Objective: Give only the number of lines that contain the word "отделения".

Material provided:
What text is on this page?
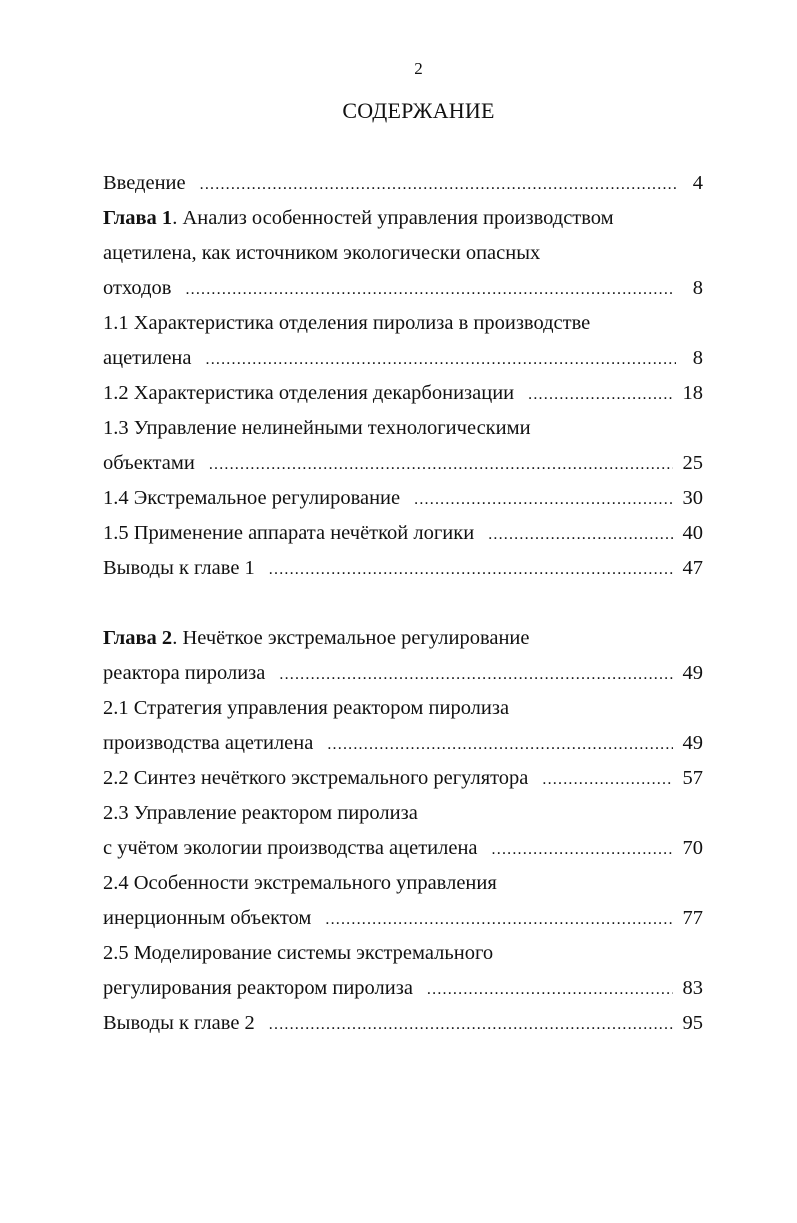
2
СОДЕРЖАНИЕ
Введение .....	4
Глава 1. Анализ особенностей управления производством
ацетилена, как источником экологически опасных
отходов .....	8
1.1 Характеристика отделения пиролиза в производстве
ацетилена .....	8
1.2 Характеристика отделения декарбонизации .....	18
1.3 Управление нелинейными технологическими
объектами .....	25
1.4 Экстремальное регулирование .....	30
1.5 Применение аппарата нечёткой логики .....	40
Выводы к главе 1 .....	47
Глава 2. Нечёткое экстремальное регулирование
реактора пиролиза .....	49
2.1 Стратегия управления реактором пиролиза
производства ацетилена .....	49
2.2 Синтез нечёткого экстремального регулятора .....	57
2.3 Управление реактором пиролиза
с учётом экологии производства ацетилена .....	70
2.4 Особенности экстремального управления
инерционным объектом .....	77
2.5 Моделирование системы экстремального
регулирования реактором пиролиза .....	83
Выводы к главе 2 .....	95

Written solution: 2